YOUR INSTRUCTIONS:
Filter the data below for the string "proknjizeno" and copy each matching line.
------------------------------
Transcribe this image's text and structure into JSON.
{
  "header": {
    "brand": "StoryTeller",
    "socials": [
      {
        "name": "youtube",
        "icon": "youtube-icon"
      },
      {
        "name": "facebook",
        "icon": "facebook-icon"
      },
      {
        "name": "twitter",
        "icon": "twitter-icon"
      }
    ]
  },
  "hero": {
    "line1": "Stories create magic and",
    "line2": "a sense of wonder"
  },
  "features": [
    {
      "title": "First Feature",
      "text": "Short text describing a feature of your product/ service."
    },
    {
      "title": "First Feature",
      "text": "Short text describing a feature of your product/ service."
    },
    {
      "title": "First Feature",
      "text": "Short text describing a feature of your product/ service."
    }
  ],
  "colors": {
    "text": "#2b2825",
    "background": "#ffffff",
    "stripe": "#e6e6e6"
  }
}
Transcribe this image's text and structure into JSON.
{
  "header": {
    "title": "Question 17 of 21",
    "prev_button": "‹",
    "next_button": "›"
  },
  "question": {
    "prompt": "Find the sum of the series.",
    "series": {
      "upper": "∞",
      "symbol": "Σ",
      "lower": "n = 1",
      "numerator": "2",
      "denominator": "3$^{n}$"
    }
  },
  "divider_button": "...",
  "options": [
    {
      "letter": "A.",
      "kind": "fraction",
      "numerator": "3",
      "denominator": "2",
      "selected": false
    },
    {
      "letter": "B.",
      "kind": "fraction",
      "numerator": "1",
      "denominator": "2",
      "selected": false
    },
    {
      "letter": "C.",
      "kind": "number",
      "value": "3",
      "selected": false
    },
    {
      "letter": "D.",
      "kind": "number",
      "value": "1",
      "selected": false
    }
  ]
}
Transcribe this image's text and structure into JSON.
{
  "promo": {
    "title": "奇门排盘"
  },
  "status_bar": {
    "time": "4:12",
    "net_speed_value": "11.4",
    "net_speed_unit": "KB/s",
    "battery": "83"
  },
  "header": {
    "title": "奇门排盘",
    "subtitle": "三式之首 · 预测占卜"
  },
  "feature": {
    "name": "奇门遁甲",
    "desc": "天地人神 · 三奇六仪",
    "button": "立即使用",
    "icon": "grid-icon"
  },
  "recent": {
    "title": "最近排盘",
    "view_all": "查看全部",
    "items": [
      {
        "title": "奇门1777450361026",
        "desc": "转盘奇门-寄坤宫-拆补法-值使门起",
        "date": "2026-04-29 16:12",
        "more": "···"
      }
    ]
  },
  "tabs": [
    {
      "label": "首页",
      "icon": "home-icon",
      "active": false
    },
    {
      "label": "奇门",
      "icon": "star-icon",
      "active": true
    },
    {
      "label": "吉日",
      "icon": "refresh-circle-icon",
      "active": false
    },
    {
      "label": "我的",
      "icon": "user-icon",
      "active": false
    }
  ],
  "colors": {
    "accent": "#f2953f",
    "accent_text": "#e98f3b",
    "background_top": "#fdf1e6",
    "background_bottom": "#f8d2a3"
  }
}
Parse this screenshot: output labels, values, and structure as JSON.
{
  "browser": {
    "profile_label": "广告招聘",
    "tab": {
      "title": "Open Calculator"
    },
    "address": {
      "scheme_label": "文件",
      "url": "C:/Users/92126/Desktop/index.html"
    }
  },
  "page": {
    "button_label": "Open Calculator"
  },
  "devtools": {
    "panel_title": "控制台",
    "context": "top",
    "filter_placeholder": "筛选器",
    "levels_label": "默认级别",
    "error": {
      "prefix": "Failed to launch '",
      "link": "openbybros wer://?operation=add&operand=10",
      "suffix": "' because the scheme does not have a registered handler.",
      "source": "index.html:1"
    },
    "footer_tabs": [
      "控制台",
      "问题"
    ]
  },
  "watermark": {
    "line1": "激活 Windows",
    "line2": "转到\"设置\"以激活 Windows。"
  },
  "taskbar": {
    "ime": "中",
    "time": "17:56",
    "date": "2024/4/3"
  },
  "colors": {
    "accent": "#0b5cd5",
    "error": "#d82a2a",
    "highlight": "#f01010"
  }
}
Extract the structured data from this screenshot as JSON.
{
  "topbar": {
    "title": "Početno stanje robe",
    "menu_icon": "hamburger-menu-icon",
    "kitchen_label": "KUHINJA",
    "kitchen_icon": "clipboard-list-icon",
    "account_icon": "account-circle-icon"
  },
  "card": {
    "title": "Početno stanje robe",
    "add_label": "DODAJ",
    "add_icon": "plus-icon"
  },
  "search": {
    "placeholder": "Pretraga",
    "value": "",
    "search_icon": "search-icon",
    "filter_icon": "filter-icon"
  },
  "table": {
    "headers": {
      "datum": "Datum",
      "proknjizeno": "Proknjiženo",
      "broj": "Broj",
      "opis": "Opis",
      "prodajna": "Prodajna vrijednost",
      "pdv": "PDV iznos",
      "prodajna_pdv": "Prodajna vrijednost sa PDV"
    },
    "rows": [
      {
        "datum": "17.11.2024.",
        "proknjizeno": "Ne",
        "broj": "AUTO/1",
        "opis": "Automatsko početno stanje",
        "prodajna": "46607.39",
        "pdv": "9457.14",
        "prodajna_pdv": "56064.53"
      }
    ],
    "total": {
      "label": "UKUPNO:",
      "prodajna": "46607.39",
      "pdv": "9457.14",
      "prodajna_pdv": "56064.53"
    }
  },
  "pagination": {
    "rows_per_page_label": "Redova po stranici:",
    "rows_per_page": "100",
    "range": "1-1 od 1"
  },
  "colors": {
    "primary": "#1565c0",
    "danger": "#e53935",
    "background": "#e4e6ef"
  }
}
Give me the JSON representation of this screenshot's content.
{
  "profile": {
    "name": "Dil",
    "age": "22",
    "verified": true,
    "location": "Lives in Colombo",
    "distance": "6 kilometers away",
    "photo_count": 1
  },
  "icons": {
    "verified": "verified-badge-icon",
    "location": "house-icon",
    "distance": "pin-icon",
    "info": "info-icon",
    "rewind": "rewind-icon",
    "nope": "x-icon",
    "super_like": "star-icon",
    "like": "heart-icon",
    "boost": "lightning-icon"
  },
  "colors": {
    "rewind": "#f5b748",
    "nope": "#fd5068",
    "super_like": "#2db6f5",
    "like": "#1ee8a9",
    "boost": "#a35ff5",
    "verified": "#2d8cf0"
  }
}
------------------------------
RIGHT ANSWER:
      "proknjizeno": "Proknjiženo",
        "proknjizeno": "Ne",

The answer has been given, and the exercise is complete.